▶ **DIRECTION**: Search the listing below for the string "ворожих" and show each line that contains it.

(Excerpts from a figure dataset)
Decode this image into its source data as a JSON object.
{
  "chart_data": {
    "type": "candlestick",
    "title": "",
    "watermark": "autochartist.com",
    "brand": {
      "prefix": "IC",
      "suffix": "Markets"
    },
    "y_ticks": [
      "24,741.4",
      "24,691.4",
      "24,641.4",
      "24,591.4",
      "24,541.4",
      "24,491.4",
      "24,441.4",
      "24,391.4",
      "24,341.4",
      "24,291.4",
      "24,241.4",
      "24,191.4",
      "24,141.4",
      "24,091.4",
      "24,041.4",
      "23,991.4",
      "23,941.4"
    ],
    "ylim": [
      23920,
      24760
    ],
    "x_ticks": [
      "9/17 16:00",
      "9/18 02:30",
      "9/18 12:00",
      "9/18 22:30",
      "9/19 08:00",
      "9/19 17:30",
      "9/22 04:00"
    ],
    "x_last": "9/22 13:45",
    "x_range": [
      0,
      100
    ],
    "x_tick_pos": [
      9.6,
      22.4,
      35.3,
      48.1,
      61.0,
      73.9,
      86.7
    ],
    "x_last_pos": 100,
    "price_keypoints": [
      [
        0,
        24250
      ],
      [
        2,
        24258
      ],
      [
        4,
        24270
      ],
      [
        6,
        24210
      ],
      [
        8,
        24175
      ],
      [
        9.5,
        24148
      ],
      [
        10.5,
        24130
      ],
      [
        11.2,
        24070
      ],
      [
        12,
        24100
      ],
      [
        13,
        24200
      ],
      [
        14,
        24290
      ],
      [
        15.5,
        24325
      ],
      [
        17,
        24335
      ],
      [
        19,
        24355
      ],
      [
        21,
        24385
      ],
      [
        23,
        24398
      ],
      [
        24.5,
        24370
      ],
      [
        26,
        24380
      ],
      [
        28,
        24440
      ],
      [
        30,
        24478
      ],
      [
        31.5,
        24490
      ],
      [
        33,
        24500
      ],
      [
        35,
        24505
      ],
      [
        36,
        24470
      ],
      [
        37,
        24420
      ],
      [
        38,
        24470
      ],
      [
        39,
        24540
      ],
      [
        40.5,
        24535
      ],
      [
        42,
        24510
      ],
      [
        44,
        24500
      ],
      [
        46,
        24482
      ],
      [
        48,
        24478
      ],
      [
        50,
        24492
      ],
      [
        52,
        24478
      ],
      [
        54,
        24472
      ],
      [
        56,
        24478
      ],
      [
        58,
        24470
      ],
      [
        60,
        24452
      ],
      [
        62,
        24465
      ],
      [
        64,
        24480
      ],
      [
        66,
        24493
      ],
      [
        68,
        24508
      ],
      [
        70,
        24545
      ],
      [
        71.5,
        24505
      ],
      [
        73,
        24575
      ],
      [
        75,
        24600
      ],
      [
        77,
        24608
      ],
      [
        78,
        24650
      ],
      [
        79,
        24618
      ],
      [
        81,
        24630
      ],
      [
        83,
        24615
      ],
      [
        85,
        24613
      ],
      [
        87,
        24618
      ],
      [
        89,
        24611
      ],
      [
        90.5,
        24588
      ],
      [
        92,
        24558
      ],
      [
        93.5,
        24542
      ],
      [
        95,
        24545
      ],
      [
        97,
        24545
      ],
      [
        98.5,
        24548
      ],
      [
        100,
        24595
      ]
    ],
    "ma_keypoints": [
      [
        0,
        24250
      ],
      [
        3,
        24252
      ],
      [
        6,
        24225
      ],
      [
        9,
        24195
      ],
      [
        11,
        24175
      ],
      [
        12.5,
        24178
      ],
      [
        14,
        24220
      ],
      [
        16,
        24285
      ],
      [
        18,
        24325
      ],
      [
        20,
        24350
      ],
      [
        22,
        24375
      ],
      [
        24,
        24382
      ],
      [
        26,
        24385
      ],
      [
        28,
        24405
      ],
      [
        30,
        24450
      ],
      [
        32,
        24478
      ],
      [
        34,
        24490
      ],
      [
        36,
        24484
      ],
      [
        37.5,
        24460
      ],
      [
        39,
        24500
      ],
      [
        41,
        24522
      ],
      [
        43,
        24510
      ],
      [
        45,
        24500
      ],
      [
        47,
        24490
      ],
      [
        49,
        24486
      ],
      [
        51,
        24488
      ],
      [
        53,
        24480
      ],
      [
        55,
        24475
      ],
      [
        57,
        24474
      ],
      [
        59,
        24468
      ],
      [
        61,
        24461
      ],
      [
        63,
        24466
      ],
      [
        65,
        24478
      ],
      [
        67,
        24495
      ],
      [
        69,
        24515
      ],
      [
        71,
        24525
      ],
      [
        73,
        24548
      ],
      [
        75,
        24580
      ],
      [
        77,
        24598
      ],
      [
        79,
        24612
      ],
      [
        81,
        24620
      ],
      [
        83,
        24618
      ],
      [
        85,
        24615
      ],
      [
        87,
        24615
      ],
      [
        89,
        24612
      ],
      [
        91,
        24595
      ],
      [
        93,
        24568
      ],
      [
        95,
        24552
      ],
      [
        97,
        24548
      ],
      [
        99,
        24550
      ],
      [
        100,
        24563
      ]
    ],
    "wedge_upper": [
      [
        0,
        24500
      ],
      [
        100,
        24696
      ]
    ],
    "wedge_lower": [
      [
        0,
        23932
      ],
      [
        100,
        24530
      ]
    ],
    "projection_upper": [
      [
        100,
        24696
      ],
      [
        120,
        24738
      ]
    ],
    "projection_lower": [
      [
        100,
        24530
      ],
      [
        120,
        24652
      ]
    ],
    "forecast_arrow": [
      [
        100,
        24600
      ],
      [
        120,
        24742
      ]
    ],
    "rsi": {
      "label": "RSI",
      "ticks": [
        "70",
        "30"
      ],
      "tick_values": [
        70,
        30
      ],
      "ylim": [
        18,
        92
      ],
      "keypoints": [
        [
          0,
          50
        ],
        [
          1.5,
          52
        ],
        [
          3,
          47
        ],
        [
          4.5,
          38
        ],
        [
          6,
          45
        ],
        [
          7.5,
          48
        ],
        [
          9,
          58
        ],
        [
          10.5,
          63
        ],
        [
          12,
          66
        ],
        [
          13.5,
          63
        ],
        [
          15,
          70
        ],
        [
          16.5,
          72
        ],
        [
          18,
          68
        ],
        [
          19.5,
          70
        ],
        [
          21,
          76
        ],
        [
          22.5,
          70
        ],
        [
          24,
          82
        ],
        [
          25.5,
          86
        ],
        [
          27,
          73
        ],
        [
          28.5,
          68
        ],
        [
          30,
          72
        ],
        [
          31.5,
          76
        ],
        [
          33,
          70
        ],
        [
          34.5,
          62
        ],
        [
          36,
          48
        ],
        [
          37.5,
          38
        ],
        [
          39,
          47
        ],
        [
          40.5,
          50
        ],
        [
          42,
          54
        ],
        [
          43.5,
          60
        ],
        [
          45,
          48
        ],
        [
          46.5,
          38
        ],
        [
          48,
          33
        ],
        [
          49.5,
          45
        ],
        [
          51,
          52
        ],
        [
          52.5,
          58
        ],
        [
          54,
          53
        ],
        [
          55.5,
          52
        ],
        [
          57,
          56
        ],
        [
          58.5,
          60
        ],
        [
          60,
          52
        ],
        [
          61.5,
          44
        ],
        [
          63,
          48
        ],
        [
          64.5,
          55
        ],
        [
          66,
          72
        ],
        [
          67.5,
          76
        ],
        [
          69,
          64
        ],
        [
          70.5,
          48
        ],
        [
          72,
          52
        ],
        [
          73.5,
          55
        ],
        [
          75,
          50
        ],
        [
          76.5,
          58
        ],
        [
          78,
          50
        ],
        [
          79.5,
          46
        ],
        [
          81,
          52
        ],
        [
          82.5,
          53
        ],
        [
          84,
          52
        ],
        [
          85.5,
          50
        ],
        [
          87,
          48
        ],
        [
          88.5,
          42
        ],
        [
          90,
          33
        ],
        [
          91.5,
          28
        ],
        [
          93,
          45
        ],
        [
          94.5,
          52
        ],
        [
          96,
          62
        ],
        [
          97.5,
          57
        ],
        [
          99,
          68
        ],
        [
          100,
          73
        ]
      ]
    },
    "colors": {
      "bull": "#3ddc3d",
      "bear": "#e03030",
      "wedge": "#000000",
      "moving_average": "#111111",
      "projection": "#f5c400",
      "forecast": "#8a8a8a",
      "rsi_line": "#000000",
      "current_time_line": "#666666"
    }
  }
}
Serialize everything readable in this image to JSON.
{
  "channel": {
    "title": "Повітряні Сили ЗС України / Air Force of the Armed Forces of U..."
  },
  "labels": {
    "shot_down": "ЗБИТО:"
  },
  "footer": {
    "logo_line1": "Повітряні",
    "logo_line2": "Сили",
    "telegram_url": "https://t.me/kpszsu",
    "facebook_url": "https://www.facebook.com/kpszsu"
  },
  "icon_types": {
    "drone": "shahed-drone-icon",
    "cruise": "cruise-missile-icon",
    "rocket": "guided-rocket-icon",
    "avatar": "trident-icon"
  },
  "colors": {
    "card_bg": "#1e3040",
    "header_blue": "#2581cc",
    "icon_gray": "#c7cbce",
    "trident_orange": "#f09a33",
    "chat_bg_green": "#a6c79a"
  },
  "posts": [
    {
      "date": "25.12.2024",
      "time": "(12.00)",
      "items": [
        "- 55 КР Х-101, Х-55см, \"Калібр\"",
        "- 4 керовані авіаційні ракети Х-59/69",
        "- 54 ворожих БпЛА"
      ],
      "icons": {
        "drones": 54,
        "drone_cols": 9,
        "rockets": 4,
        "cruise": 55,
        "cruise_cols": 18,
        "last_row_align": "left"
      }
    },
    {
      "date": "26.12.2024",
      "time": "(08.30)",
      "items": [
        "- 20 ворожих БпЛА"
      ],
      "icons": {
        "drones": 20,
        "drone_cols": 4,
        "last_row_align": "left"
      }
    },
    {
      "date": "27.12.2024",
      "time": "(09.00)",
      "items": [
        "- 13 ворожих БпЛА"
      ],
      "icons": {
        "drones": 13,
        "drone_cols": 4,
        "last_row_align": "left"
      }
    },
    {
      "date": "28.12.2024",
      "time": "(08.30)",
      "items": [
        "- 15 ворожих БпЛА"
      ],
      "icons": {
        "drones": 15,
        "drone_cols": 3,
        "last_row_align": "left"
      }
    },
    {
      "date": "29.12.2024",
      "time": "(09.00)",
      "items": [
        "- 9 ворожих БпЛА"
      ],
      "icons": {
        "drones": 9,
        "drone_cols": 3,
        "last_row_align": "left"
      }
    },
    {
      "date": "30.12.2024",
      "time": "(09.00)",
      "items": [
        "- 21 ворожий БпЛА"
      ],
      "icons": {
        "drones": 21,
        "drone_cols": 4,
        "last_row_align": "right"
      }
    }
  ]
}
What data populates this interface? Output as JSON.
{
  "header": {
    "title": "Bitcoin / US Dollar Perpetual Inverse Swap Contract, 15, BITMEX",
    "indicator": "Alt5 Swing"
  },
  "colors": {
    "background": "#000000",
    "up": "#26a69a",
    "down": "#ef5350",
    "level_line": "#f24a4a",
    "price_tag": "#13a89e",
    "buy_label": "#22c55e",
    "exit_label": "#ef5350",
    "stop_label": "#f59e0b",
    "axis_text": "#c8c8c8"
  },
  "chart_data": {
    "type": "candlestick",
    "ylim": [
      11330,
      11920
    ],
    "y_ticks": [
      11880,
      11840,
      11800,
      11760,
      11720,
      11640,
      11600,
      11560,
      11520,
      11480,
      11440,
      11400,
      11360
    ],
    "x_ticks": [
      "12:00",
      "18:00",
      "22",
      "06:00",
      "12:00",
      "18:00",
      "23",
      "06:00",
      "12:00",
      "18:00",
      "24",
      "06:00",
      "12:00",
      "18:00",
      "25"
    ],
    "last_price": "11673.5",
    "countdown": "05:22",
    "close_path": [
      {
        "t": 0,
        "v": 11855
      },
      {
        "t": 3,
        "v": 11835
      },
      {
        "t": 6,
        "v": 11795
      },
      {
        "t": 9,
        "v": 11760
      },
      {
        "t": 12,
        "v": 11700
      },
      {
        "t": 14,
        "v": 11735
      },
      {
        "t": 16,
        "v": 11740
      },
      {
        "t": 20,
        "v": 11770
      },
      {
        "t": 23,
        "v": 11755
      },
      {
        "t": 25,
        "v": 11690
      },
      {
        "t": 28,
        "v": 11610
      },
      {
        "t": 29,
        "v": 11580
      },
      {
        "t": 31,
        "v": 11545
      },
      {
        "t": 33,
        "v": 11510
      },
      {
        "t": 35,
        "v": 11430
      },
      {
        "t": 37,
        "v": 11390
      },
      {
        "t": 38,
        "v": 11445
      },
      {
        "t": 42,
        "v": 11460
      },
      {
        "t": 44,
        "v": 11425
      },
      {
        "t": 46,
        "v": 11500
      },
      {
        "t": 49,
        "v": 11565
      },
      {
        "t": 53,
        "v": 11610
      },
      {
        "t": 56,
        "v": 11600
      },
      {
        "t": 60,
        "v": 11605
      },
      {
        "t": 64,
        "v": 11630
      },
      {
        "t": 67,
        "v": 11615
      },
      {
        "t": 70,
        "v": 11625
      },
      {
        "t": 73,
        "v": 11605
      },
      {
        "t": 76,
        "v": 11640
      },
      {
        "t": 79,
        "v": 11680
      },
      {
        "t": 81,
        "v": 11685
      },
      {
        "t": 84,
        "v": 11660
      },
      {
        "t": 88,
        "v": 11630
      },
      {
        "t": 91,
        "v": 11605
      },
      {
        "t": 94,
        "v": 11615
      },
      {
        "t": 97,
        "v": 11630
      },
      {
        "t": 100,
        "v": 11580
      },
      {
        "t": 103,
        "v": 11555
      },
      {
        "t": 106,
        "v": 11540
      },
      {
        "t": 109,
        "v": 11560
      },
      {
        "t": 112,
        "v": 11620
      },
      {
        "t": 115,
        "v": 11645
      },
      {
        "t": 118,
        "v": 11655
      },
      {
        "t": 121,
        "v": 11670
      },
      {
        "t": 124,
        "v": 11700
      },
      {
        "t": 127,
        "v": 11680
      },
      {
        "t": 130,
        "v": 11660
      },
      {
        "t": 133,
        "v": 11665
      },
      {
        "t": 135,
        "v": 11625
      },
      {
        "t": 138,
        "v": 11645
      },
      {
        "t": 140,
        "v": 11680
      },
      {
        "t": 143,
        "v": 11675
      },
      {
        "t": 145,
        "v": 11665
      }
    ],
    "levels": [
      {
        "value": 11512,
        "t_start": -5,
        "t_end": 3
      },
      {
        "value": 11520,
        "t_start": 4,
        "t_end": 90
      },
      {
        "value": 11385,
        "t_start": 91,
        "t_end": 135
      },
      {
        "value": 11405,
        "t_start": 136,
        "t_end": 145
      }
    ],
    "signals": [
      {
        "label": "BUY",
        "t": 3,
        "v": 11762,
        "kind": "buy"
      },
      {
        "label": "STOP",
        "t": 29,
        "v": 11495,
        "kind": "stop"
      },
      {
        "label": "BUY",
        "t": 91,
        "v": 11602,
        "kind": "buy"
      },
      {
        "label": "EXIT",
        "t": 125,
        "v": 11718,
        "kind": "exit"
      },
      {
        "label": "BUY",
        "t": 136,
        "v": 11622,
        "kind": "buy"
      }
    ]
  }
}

▶ **EXERCISE SOLUTION**:
        "- 54 ворожих БпЛА"
        "- 20 ворожих БпЛА"
        "- 13 ворожих БпЛА"
        "- 15 ворожих БпЛА"
        "- 9 ворожих БпЛА"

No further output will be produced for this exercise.